# GIVEN INFORMATION
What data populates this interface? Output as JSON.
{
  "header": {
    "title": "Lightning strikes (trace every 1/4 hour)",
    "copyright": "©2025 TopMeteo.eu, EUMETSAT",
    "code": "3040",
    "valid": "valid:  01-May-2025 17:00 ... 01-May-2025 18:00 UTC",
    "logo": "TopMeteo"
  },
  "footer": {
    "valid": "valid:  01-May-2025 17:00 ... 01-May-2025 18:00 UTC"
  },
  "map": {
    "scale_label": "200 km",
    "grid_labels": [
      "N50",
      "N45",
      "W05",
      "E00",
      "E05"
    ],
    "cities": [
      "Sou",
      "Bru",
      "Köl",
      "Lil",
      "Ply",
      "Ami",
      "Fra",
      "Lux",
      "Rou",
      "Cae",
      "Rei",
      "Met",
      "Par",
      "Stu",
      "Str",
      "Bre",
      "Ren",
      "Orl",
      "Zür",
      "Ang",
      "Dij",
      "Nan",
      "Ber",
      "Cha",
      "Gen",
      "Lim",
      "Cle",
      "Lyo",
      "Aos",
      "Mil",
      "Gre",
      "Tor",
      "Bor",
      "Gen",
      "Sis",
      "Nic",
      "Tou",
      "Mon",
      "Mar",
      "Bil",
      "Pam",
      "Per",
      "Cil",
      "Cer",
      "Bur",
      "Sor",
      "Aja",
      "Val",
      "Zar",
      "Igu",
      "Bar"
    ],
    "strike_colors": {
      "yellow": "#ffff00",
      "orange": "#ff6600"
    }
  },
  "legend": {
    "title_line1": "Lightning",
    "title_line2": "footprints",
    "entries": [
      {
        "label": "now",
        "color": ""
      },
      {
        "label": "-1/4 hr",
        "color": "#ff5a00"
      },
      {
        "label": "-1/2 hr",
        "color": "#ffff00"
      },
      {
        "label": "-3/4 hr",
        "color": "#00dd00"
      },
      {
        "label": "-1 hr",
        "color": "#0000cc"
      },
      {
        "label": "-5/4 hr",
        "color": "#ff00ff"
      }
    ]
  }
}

# WORK TO COMPLETE
Collect the lines of the data that carry the word "TopMeteo".

# COMPLETE RESPONSE
    "copyright": "©2025 TopMeteo.eu, EUMETSAT",
    "logo": "TopMeteo"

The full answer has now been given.